start Provided passage

Data Management
Data is one of the most valuable assets in any modern organization. CPAs must understand how data is extracted, stored, queried, and integrated to support financial analysis, operational decisions, and audit procedures. The ISC exam tests your knowledge of the full data life cycle — from creation through active use, storage, and final disposition — as well as your ability to work with relational databases, SQL queries, and business process models.
This section covers data extraction methods, data storage types and database schemas, the data life cycle, relational database structure (integrity rules, data dictionaries, normalization), SQL queries, data integration from multiple sources, and business process models.
Data management is tested across all three skill levels on the ISC exam. You must be able to define storage types and summarize the data life cycle (Remembering and Understanding), examine database structure and SQL queries (Application), and investigate business process models to identify improvements (Analysis).
Data Extraction Methods and Techniques
Data extraction is the process of retrieving data from one or more sources for further processing, analysis, or storage. CPAs encounter data extraction in contexts such as audit data analytics, financial reporting, and system migrations.
Common data extraction methods include:
| Method | Description | Example |
|---|---|---|
| Manual extraction | Users export data from a system using built-in reporting or export features | Exporting a trial balance from an accounting application to a spreadsheet |
| Query-based extraction | Using a query language (typically SQL) to retrieve specific data from a database | Writing a SQL query to extract all journal entries over $100,000 from the general ledger |
| API-based extraction | Using application programming interfaces to programmatically retrieve data from systems | Pulling transaction data from a SaaS application via its REST API |
| ETL (Extract, Transform, Load) | An automated process that extracts data from source systems, transforms it into a consistent format, and loads it into a target system (e.g., data warehouse) | Nightly ETL job that extracts sales data from three regional systems and loads it into a centralized data warehouse |
The ETL process is a foundational concept in data management. Remember the three steps: Extract (pull data from sources), Transform (clean, validate, and format the data), and Load (insert the data into the target system). If any step has a control weakness — for example, the transform step does not validate data completeness — the resulting data may be unreliable.
Data Storage Types
Organizations use different types of data storage depending on their analytical needs, data volume, and performance requirements:
| Storage Type | Description | Purpose | Characteristics |
|---|---|---|---|
| Data warehouse | A centralized repository that stores integrated data from multiple sources in a structured, query-optimized format | Enterprise-wide reporting and analytics | Historical data, structured, optimized for read-heavy queries |
| Data lake | A large storage repository that holds raw data in its native format until it is needed for analysis | Storing unstructured, semi-structured, and structured data at scale | Raw data, flexible schema, supports diverse data types |
| Data mart | A subset of a data warehouse that focuses on a specific business function or department | Departmental reporting and analysis | Narrower scope than a data warehouse, faster queries for specific use cases |
Example: MAS Inc. uses a data warehouse to consolidate financial data from its ERP system, CRM system, and external market data feeds. The finance department accesses a data mart that contains only the financial data relevant to their reporting needs, which provides faster query performance than querying the full data warehouse.

end Provided passage
start Records to use

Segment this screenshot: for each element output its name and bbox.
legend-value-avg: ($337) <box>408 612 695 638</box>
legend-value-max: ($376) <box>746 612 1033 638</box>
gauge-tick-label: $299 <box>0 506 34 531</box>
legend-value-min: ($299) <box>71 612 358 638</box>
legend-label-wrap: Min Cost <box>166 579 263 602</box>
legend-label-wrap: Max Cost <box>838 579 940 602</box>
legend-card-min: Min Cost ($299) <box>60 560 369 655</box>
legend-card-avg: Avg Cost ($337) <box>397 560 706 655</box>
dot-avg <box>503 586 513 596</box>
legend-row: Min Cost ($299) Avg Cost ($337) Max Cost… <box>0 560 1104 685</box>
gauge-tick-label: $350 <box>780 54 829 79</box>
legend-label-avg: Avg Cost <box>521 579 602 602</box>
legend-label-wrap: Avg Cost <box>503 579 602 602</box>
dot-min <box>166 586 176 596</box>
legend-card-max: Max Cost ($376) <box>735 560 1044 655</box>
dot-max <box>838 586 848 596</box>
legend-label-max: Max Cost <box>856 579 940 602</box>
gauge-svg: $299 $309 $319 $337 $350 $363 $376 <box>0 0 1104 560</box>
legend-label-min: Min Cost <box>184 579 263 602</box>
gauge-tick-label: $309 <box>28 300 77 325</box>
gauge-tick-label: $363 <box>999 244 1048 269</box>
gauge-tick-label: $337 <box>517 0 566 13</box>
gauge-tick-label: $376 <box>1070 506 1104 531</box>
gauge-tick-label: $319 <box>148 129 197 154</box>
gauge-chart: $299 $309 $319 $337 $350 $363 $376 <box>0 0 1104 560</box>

end Records to use

Given problem 1>
In the data management text, restate the paragraph beginning "The ETL process is a foundational concept" as a short bulleted list that keeps its main facts.
Given problem 2>
Please extract these lines of the listing unchanged. Start at its first line and end after the line containing "legend-label-min: Min Cost".

Exercise response 1>
- ETL is a foundational concept in data management.
- It has three steps:
  - Extract: pull data from sources
  - Transform: clean, validate, and format the data
  - Load: insert the data into the target system
- A control weakness in any step, such as a transform step that does not validate data completeness, may make the resulting data unreliable.

Exercise response 2>
Segment this screenshot: for each element output its name and bbox.
legend-value-avg: ($337) <box>408 612 695 638</box>
legend-value-max: ($376) <box>746 612 1033 638</box>
gauge-tick-label: $299 <box>0 506 34 531</box>
legend-value-min: ($299) <box>71 612 358 638</box>
legend-label-wrap: Min Cost <box>166 579 263 602</box>
legend-label-wrap: Max Cost <box>838 579 940 602</box>
legend-card-min: Min Cost ($299) <box>60 560 369 655</box>
legend-card-avg: Avg Cost ($337) <box>397 560 706 655</box>
dot-avg <box>503 586 513 596</box>
legend-row: Min Cost ($299) Avg Cost ($337) Max Cost… <box>0 560 1104 685</box>
gauge-tick-label: $350 <box>780 54 829 79</box>
legend-label-avg: Avg Cost <box>521 579 602 602</box>
legend-label-wrap: Avg Cost <box>503 579 602 602</box>
dot-min <box>166 586 176 596</box>
legend-card-max: Max Cost ($376) <box>735 560 1044 655</box>
dot-max <box>838 586 848 596</box>
legend-label-max: Max Cost <box>856 579 940 602</box>
gauge-svg: $299 $309 $319 $337 $350 $363 $376 <box>0 0 1104 560</box>
legend-label-min: Min Cost <box>184 579 263 602</box>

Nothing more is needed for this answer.